**Recorded data:**
-.-.-

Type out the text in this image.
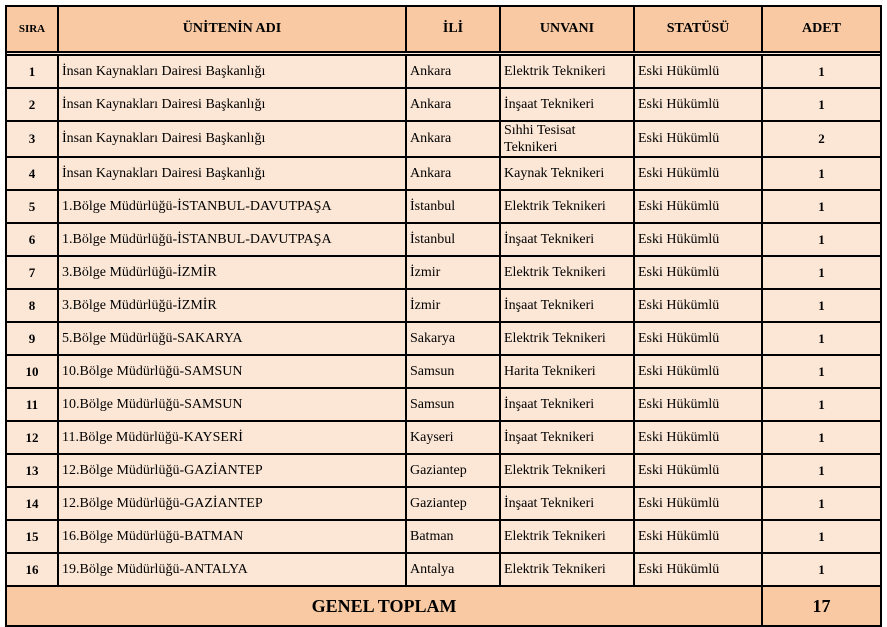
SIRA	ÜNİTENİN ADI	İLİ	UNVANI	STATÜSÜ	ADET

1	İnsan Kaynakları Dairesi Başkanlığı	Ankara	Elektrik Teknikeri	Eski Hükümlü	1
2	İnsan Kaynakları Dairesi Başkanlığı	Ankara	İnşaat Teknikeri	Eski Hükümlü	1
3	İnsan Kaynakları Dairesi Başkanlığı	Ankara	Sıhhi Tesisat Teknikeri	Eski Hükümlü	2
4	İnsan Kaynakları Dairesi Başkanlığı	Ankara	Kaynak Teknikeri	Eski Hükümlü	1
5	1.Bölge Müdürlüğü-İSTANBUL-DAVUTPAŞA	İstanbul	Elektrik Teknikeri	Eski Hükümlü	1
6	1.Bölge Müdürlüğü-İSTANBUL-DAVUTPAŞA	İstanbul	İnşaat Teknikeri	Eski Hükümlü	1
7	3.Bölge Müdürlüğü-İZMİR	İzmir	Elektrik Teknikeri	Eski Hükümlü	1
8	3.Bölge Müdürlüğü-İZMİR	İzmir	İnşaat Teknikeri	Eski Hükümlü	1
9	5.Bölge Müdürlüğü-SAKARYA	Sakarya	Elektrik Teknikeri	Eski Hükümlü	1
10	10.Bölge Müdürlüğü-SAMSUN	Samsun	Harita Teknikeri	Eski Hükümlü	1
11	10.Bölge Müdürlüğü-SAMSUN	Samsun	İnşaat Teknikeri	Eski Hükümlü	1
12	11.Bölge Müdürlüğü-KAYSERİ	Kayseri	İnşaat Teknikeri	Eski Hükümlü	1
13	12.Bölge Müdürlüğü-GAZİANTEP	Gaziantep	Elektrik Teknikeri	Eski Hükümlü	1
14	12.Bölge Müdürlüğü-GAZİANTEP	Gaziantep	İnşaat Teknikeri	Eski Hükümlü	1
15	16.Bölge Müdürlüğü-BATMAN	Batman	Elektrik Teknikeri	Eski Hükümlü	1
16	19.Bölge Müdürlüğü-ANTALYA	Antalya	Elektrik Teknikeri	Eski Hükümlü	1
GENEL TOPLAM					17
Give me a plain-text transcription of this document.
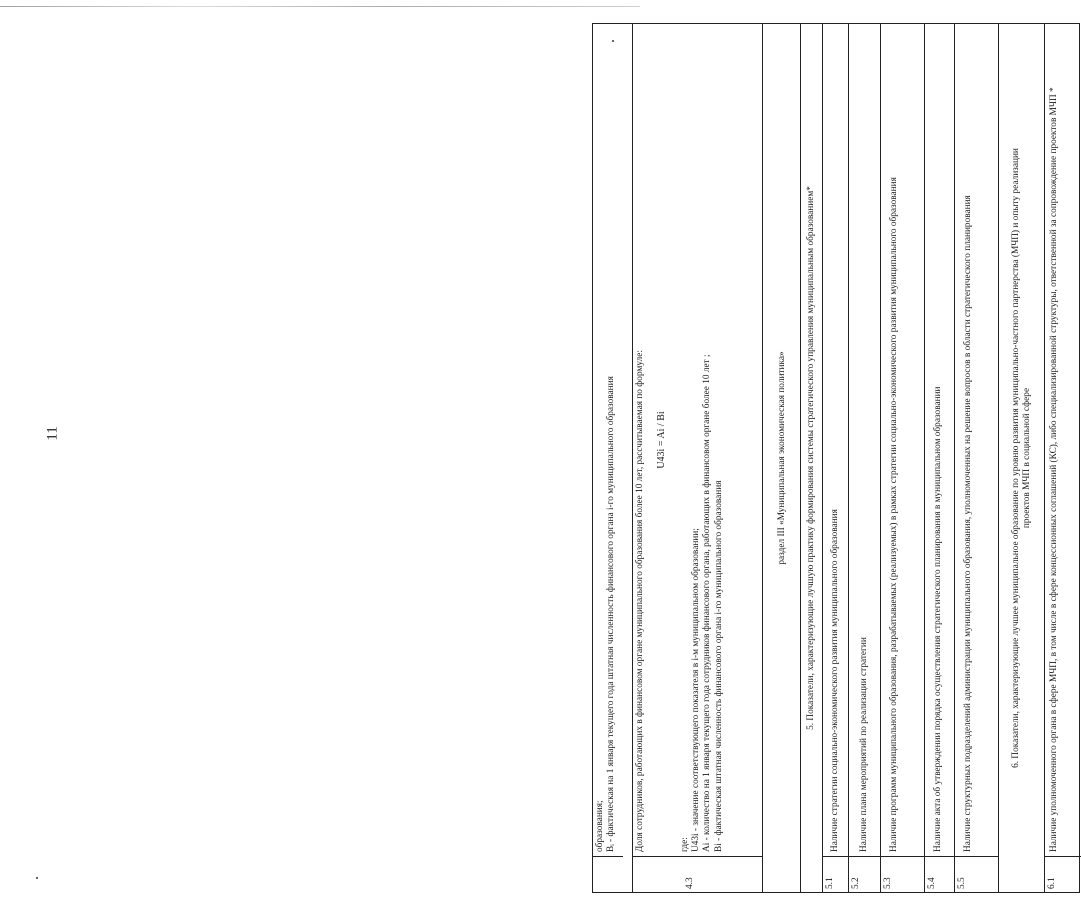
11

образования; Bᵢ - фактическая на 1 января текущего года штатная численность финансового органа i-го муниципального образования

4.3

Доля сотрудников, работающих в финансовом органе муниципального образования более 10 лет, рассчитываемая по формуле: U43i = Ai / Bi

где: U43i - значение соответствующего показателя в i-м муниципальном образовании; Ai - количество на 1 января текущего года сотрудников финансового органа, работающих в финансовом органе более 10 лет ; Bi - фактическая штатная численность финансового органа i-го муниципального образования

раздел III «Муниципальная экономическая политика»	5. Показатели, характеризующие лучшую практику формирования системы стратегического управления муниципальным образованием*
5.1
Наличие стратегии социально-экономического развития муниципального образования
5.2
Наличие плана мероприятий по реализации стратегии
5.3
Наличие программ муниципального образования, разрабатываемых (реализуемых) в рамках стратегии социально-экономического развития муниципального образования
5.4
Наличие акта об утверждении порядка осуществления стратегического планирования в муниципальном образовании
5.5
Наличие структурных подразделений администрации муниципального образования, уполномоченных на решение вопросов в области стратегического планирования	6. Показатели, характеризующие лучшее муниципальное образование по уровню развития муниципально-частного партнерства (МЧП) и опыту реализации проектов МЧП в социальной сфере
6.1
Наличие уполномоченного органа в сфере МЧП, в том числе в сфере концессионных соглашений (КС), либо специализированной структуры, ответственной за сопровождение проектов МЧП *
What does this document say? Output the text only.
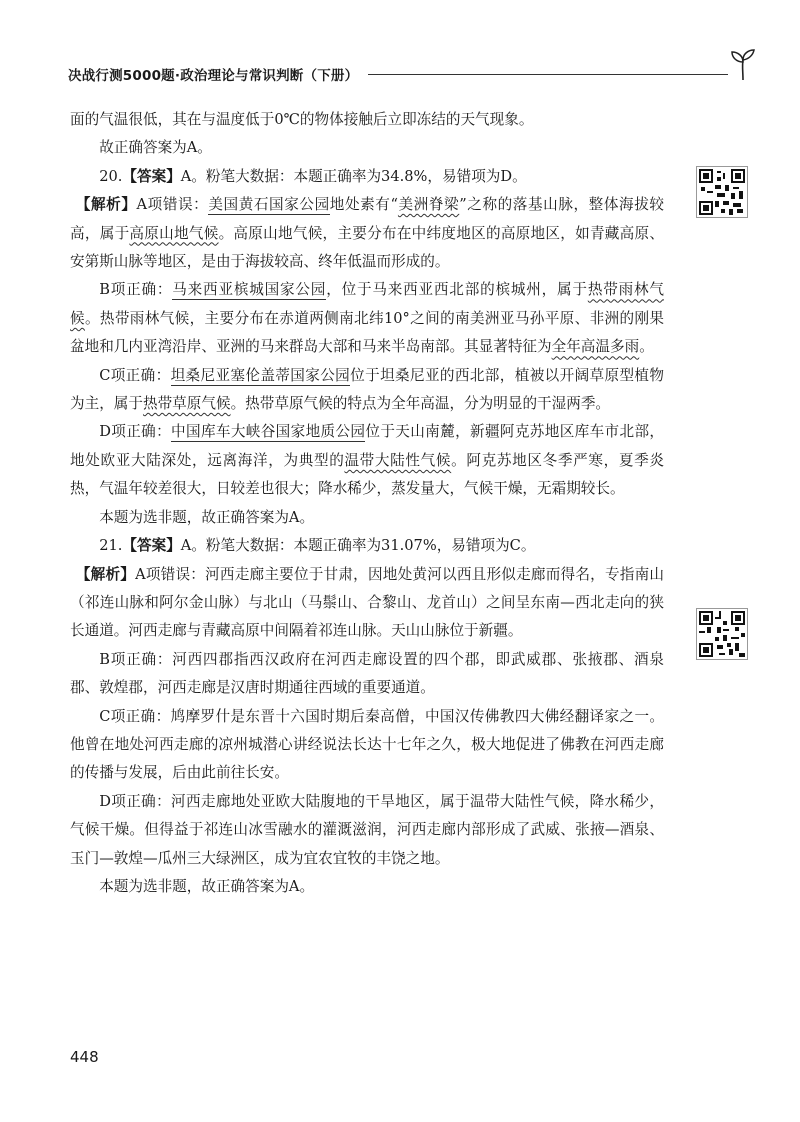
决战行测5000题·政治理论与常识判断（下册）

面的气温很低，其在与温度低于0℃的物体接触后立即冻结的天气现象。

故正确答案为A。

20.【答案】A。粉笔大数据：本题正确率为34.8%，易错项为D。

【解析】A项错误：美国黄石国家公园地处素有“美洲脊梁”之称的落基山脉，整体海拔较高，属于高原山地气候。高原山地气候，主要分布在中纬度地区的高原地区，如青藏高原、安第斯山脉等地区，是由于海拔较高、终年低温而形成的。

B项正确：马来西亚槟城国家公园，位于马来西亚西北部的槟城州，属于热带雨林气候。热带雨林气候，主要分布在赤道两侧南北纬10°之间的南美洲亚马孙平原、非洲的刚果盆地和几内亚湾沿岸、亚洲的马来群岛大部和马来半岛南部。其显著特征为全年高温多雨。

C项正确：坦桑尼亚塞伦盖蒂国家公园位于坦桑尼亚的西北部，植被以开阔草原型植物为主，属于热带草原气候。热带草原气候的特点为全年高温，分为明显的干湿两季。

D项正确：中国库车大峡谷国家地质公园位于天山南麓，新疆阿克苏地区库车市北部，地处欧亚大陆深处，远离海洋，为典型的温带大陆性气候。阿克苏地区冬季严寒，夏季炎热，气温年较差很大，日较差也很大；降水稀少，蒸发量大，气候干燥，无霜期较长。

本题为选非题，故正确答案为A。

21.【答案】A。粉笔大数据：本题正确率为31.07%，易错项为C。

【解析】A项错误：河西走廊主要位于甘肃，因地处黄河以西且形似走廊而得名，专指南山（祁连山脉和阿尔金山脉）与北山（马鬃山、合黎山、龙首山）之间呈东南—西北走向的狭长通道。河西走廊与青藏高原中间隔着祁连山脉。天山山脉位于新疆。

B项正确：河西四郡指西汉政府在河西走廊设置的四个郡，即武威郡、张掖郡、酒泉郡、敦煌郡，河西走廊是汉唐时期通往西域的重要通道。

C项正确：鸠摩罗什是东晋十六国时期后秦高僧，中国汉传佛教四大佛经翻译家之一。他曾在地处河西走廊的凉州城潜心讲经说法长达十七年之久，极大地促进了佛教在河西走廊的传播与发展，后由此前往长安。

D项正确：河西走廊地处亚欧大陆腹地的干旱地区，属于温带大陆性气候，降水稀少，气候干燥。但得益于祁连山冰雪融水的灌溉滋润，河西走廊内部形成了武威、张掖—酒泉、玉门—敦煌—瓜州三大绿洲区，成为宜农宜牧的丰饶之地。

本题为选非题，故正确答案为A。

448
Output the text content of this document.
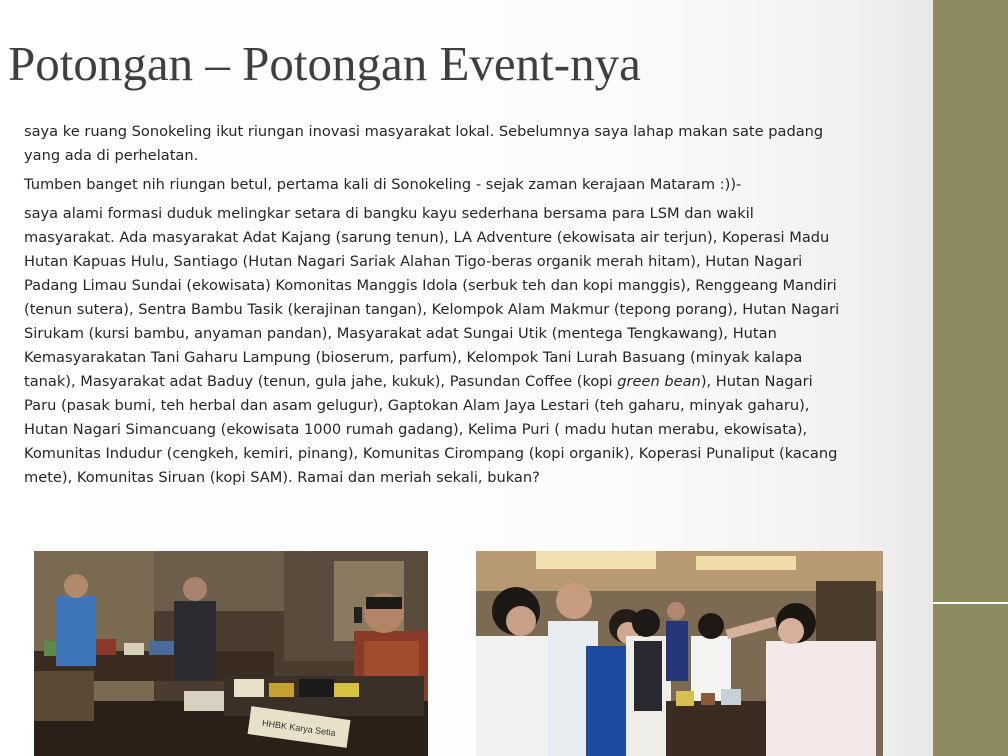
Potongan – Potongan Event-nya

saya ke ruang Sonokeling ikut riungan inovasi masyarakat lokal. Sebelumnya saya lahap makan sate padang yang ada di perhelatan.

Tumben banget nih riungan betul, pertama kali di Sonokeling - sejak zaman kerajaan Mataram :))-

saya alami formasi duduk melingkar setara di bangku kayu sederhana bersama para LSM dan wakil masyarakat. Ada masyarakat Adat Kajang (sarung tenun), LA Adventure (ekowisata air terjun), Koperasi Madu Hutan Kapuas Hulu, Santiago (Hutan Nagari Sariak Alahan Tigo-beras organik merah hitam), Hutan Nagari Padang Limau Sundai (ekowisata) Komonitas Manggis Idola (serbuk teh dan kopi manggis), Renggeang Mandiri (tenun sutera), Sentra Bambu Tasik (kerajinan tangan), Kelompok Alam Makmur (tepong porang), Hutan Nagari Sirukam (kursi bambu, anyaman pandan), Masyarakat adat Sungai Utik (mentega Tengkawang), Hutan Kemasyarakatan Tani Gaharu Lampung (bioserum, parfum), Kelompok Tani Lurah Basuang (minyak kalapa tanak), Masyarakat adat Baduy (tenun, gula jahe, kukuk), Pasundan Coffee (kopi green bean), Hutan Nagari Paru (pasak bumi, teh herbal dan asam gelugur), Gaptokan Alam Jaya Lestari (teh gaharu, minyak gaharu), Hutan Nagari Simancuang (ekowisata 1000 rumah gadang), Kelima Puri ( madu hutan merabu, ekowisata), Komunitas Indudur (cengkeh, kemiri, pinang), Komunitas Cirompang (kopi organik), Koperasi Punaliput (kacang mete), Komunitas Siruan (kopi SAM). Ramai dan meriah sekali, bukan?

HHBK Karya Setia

-.-.-

**The task:**
Considering only the records above, state the number of lines that include the word "стратегии", with nothing added.

**Full solution:**
3